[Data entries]
..............................
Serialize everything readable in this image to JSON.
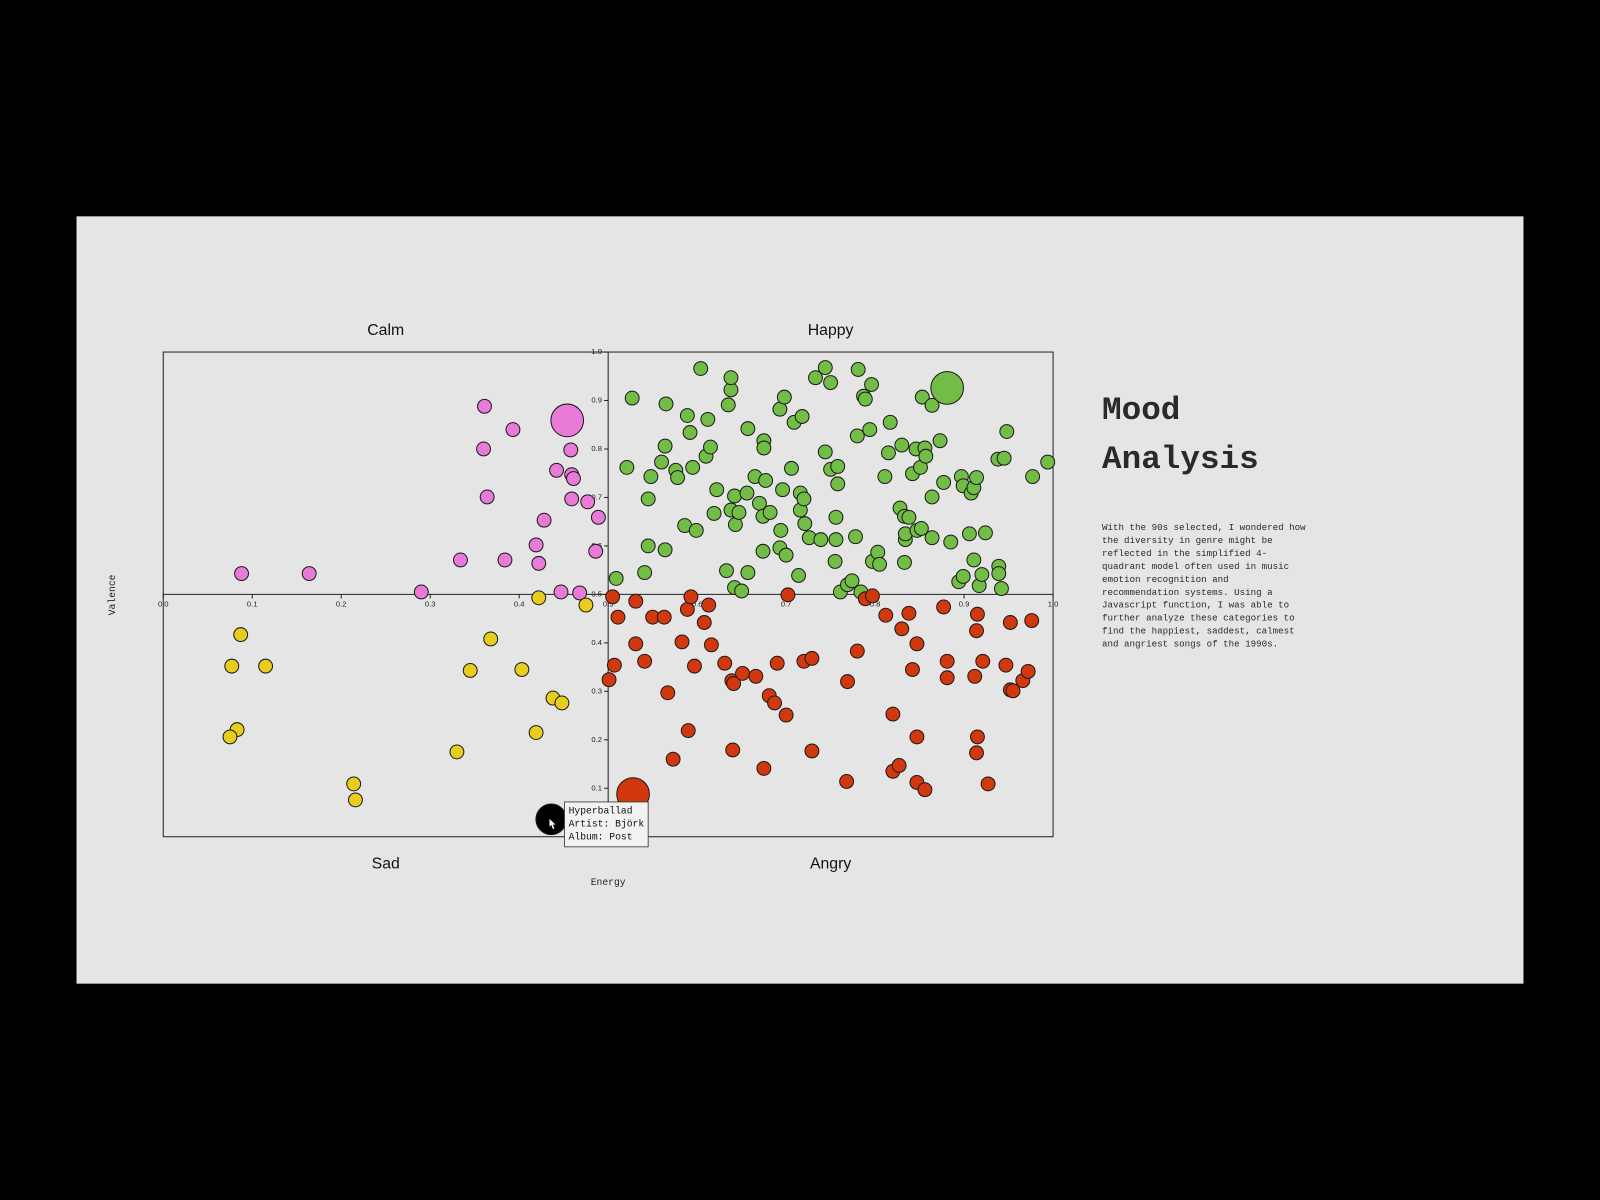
{
  "chart_data": {
    "type": "scatter",
    "title_lines": [
      "Mood",
      "Analysis"
    ],
    "description_lines": [
      "With the 90s selected, I wondered how",
      "the diversity in genre might be",
      "reflected in the simplified 4-",
      "quadrant model often used in music",
      "emotion recognition and",
      "recommendation systems. Using a",
      "Javascript function, I was able to",
      "further analyze these categories to",
      "find the happiest, saddest, calmest",
      "and angriest songs of the 1990s."
    ],
    "x_label": "Energy",
    "y_label": "Valence",
    "xlim": [
      0,
      1
    ],
    "ylim": [
      0,
      1
    ],
    "xticks": [
      {
        "value": 0,
        "label": "0.0"
      },
      0.1,
      0.2,
      0.3,
      0.4,
      0.5,
      0.6,
      0.7,
      0.8,
      0.9,
      {
        "value": 1,
        "label": "1.0"
      }
    ],
    "yticks": [
      0.1,
      0.2,
      0.3,
      0.4,
      0.5,
      0.6,
      0.7,
      0.8,
      0.9,
      {
        "value": 1,
        "label": "1.0"
      }
    ],
    "series": [
      {
        "name": "Happy",
        "color": "#72bd45",
        "highlight": 0,
        "x": [
          0.881,
          0.509,
          0.521,
          0.527,
          0.541,
          0.545,
          0.545,
          0.548,
          0.56,
          0.564,
          0.565,
          0.564,
          0.576,
          0.578,
          0.586,
          0.589,
          0.592,
          0.595,
          0.599,
          0.604,
          0.61,
          0.612,
          0.615,
          0.619,
          0.622,
          0.633,
          0.635,
          0.638,
          0.638,
          0.638,
          0.642,
          0.643,
          0.642,
          0.647,
          0.65,
          0.656,
          0.657,
          0.657,
          0.665,
          0.67,
          0.674,
          0.674,
          0.675,
          0.675,
          0.677,
          0.682,
          0.693,
          0.693,
          0.694,
          0.696,
          0.7,
          0.698,
          0.706,
          0.709,
          0.714,
          0.716,
          0.718,
          0.716,
          0.72,
          0.721,
          0.726,
          0.733,
          0.739,
          0.744,
          0.744,
          0.75,
          0.75,
          0.755,
          0.756,
          0.756,
          0.758,
          0.758,
          0.761,
          0.769,
          0.774,
          0.778,
          0.78,
          0.781,
          0.784,
          0.787,
          0.789,
          0.794,
          0.796,
          0.797,
          0.803,
          0.805,
          0.811,
          0.815,
          0.817,
          0.828,
          0.83,
          0.833,
          0.833,
          0.834,
          0.834,
          0.838,
          0.842,
          0.846,
          0.847,
          0.851,
          0.852,
          0.853,
          0.856,
          0.857,
          0.864,
          0.864,
          0.864,
          0.873,
          0.877,
          0.878,
          0.885,
          0.894,
          0.897,
          0.899,
          0.899,
          0.906,
          0.908,
          0.911,
          0.911,
          0.914,
          0.917,
          0.92,
          0.924,
          0.938,
          0.939,
          0.939,
          0.945,
          0.942,
          0.948,
          0.977,
          0.994
        ],
        "values": [
          0.926,
          0.533,
          0.762,
          0.905,
          0.545,
          0.6,
          0.697,
          0.743,
          0.773,
          0.592,
          0.893,
          0.806,
          0.756,
          0.741,
          0.642,
          0.869,
          0.834,
          0.762,
          0.632,
          0.966,
          0.785,
          0.861,
          0.804,
          0.667,
          0.716,
          0.549,
          0.891,
          0.922,
          0.947,
          0.674,
          0.703,
          0.644,
          0.514,
          0.669,
          0.507,
          0.709,
          0.545,
          0.842,
          0.743,
          0.688,
          0.661,
          0.589,
          0.817,
          0.802,
          0.735,
          0.669,
          0.882,
          0.596,
          0.632,
          0.716,
          0.581,
          0.907,
          0.76,
          0.855,
          0.539,
          0.709,
          0.867,
          0.674,
          0.697,
          0.646,
          0.617,
          0.947,
          0.613,
          0.794,
          0.968,
          0.937,
          0.758,
          0.568,
          0.659,
          0.613,
          0.764,
          0.728,
          0.505,
          0.52,
          0.528,
          0.619,
          0.827,
          0.964,
          0.505,
          0.909,
          0.903,
          0.84,
          0.933,
          0.568,
          0.587,
          0.562,
          0.743,
          0.792,
          0.855,
          0.678,
          0.808,
          0.661,
          0.566,
          0.613,
          0.625,
          0.659,
          0.749,
          0.8,
          0.632,
          0.762,
          0.636,
          0.907,
          0.802,
          0.785,
          0.89,
          0.701,
          0.617,
          0.817,
          0.731,
          0.916,
          0.608,
          0.526,
          0.743,
          0.724,
          0.537,
          0.625,
          0.709,
          0.72,
          0.571,
          0.741,
          0.518,
          0.541,
          0.627,
          0.779,
          0.558,
          0.543,
          0.781,
          0.512,
          0.836,
          0.743,
          0.773
        ]
      },
      {
        "name": "Calm",
        "color": "#ea7ad8",
        "highlight": 0,
        "x": [
          0.454,
          0.088,
          0.164,
          0.29,
          0.334,
          0.361,
          0.36,
          0.364,
          0.384,
          0.393,
          0.419,
          0.422,
          0.428,
          0.442,
          0.447,
          0.458,
          0.459,
          0.461,
          0.459,
          0.468,
          0.477,
          0.486,
          0.489
        ],
        "values": [
          0.859,
          0.543,
          0.543,
          0.505,
          0.571,
          0.888,
          0.8,
          0.701,
          0.571,
          0.84,
          0.602,
          0.564,
          0.653,
          0.756,
          0.505,
          0.798,
          0.747,
          0.739,
          0.697,
          0.503,
          0.691,
          0.589,
          0.659
        ]
      },
      {
        "name": "Sad",
        "color": "#e6cd1e",
        "highlight": 0,
        "x": [
          0.436,
          0.087,
          0.077,
          0.115,
          0.083,
          0.075,
          0.214,
          0.216,
          0.33,
          0.345,
          0.368,
          0.403,
          0.419,
          0.422,
          0.438,
          0.448,
          0.475
        ],
        "values": [
          0.036,
          0.417,
          0.352,
          0.352,
          0.221,
          0.206,
          0.109,
          0.076,
          0.175,
          0.343,
          0.408,
          0.345,
          0.215,
          0.493,
          0.286,
          0.276,
          0.478
        ]
      },
      {
        "name": "Angry",
        "color": "#d2380e",
        "highlight": 0,
        "x": [
          0.528,
          0.505,
          0.501,
          0.507,
          0.511,
          0.531,
          0.531,
          0.541,
          0.55,
          0.563,
          0.567,
          0.573,
          0.583,
          0.589,
          0.593,
          0.59,
          0.597,
          0.608,
          0.613,
          0.616,
          0.631,
          0.639,
          0.641,
          0.64,
          0.651,
          0.666,
          0.675,
          0.681,
          0.687,
          0.69,
          0.7,
          0.702,
          0.72,
          0.729,
          0.729,
          0.768,
          0.769,
          0.78,
          0.789,
          0.797,
          0.812,
          0.82,
          0.82,
          0.827,
          0.83,
          0.838,
          0.842,
          0.847,
          0.847,
          0.847,
          0.856,
          0.877,
          0.881,
          0.881,
          0.912,
          0.914,
          0.915,
          0.915,
          0.914,
          0.921,
          0.927,
          0.947,
          0.952,
          0.952,
          0.955,
          0.966,
          0.972,
          0.976
        ],
        "values": [
          0.088,
          0.495,
          0.324,
          0.354,
          0.453,
          0.486,
          0.398,
          0.362,
          0.453,
          0.453,
          0.297,
          0.16,
          0.402,
          0.469,
          0.495,
          0.219,
          0.352,
          0.442,
          0.478,
          0.396,
          0.358,
          0.322,
          0.316,
          0.179,
          0.337,
          0.331,
          0.141,
          0.291,
          0.276,
          0.358,
          0.251,
          0.499,
          0.362,
          0.368,
          0.177,
          0.114,
          0.32,
          0.383,
          0.491,
          0.497,
          0.457,
          0.253,
          0.135,
          0.147,
          0.429,
          0.461,
          0.345,
          0.398,
          0.206,
          0.112,
          0.097,
          0.474,
          0.362,
          0.328,
          0.331,
          0.425,
          0.459,
          0.206,
          0.173,
          0.362,
          0.109,
          0.354,
          0.442,
          0.303,
          0.301,
          0.322,
          0.341,
          0.446
        ]
      }
    ],
    "tooltip": {
      "series": 2,
      "point": 0,
      "color": "#000000",
      "lines": [
        "Hyperballad",
        "Artist: Björk",
        "Album: Post"
      ]
    }
  }
}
..............................
→ **Exercise prompt**
List the lines of the material in which the word "color" occurs.

→ **Solution to this problem**
        "color": "#72bd45",
        "color": "#ea7ad8",
        "color": "#e6cd1e",
        "color": "#d2380e",
      "color": "#000000",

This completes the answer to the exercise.